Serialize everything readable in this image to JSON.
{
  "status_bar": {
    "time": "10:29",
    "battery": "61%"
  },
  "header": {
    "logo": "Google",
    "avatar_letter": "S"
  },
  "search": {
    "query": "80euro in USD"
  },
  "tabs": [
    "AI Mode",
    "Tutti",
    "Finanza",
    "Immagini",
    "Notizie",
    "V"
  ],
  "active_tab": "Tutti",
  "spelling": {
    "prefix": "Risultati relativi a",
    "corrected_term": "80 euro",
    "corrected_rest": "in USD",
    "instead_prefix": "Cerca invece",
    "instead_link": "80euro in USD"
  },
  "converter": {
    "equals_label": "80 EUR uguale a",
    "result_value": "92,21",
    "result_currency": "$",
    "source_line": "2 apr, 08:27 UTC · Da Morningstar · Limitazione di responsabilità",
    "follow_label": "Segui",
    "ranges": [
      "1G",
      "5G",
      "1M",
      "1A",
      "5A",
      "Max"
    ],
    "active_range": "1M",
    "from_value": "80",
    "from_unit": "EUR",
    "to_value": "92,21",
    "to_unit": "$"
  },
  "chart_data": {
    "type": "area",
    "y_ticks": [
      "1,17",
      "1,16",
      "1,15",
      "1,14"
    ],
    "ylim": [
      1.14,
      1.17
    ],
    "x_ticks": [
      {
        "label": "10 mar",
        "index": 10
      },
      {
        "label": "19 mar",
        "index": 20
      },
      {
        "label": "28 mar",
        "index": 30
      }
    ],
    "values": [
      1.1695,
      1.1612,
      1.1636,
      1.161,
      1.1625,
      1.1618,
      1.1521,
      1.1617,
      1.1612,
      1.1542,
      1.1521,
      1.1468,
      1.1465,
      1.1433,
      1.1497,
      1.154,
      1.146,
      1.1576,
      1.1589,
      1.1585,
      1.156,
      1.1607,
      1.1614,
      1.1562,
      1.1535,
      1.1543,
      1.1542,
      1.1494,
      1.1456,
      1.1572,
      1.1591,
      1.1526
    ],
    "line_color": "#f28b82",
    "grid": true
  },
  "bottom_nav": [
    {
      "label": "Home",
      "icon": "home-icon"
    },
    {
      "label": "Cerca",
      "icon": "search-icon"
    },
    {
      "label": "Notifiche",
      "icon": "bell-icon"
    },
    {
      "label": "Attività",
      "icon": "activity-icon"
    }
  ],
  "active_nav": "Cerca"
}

• TASK TO COMPLETE
Using the material above, print every entry exactly as written.

• ANSWER TO THIS PROBLEM
Serialize everything readable in this image to JSON.
{
  "status_bar": {
    "time": "10:29",
    "battery": "61%"
  },
  "header": {
    "logo": "Google",
    "avatar_letter": "S"
  },
  "search": {
    "query": "80euro in USD"
  },
  "tabs": [
    "AI Mode",
    "Tutti",
    "Finanza",
    "Immagini",
    "Notizie",
    "V"
  ],
  "active_tab": "Tutti",
  "spelling": {
    "prefix": "Risultati relativi a",
    "corrected_term": "80 euro",
    "corrected_rest": "in USD",
    "instead_prefix": "Cerca invece",
    "instead_link": "80euro in USD"
  },
  "converter": {
    "equals_label": "80 EUR uguale a",
    "result_value": "92,21",
    "result_currency": "$",
    "source_line": "2 apr, 08:27 UTC · Da Morningstar · Limitazione di responsabilità",
    "follow_label": "Segui",
    "ranges": [
      "1G",
      "5G",
      "1M",
      "1A",
      "5A",
      "Max"
    ],
    "active_range": "1M",
    "from_value": "80",
    "from_unit": "EUR",
    "to_value": "92,21",
    "to_unit": "$"
  },
  "chart_data": {
    "type": "area",
    "y_ticks": [
      "1,17",
      "1,16",
      "1,15",
      "1,14"
    ],
    "ylim": [
      1.14,
      1.17
    ],
    "x_ticks": [
      {
        "label": "10 mar",
        "index": 10
      },
      {
        "label": "19 mar",
        "index": 20
      },
      {
        "label": "28 mar",
        "index": 30
      }
    ],
    "values": [
      1.1695,
      1.1612,
      1.1636,
      1.161,
      1.1625,
      1.1618,
      1.1521,
      1.1617,
      1.1612,
      1.1542,
      1.1521,
      1.1468,
      1.1465,
      1.1433,
      1.1497,
      1.154,
      1.146,
      1.1576,
      1.1589,
      1.1585,
      1.156,
      1.1607,
      1.1614,
      1.1562,
      1.1535,
      1.1543,
      1.1542,
      1.1494,
      1.1456,
      1.1572,
      1.1591,
      1.1526
    ],
    "line_color": "#f28b82",
    "grid": true
  },
  "bottom_nav": [
    {
      "label": "Home",
      "icon": "home-icon"
    },
    {
      "label": "Cerca",
      "icon": "search-icon"
    },
    {
      "label": "Notifiche",
      "icon": "bell-icon"
    },
    {
      "label": "Attività",
      "icon": "activity-icon"
    }
  ],
  "active_nav": "Cerca"
}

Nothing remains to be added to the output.